▶ **THE PROBLEM**
Show every line where "value" occurs.

--- start INFORMATION SUPPLIED ---

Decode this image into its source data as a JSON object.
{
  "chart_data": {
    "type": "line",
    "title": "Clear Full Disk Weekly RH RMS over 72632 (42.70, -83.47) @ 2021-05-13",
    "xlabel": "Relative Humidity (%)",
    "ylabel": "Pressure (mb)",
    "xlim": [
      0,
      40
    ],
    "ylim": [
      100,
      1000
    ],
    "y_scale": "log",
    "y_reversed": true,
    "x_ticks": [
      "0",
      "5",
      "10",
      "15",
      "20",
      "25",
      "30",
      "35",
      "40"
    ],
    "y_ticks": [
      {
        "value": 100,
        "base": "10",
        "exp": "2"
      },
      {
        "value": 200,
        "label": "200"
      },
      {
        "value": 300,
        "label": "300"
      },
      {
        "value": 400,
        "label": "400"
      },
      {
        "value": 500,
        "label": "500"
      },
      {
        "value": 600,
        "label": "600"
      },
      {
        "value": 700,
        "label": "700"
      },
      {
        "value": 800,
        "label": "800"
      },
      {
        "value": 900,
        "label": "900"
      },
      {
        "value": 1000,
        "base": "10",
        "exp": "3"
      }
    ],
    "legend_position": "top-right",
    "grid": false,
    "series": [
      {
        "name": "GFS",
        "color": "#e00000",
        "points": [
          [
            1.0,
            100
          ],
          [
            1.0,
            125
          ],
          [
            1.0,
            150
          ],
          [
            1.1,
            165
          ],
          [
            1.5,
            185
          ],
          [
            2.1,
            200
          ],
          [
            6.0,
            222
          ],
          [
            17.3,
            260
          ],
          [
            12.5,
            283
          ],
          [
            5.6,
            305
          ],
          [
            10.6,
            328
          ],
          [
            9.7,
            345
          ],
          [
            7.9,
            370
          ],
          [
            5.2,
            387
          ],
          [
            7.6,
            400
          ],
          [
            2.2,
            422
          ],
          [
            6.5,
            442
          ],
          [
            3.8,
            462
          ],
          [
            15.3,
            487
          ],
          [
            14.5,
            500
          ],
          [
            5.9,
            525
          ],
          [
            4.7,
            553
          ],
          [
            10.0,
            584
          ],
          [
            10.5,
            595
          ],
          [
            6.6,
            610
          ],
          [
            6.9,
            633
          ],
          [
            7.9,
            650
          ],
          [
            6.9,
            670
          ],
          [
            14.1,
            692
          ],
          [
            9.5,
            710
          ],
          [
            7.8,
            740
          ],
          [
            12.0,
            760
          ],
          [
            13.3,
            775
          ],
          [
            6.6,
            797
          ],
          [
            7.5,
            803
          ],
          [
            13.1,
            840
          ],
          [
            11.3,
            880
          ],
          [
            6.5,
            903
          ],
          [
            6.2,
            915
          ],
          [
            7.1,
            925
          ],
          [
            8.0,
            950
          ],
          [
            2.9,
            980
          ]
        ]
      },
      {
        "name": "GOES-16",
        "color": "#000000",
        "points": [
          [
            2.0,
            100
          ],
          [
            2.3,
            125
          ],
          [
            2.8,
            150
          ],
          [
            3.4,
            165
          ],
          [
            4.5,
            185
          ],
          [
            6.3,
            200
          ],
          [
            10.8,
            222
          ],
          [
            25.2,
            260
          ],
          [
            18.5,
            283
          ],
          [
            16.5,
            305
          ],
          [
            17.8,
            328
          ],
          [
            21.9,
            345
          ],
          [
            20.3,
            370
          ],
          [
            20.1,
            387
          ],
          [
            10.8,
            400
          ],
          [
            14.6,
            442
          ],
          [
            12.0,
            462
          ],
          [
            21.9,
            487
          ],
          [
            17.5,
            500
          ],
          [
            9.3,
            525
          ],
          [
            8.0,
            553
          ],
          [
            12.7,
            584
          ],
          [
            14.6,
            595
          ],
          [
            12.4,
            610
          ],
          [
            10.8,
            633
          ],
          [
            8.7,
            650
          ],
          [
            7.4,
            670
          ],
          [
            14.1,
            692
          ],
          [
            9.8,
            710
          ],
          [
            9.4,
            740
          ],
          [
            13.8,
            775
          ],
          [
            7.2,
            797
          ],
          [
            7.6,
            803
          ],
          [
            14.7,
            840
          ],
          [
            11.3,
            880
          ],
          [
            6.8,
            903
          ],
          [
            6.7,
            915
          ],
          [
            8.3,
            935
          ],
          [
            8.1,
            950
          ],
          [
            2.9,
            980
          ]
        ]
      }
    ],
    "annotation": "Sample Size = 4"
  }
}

--- end INFORMATION SUPPLIED ---

▶ **REPLY TO THE EXERCISE**
        "value": 100,
        "value": 200,
        "value": 300,
        "value": 400,
        "value": 500,
        "value": 600,
        "value": 700,
        "value": 800,
        "value": 900,
        "value": 1000,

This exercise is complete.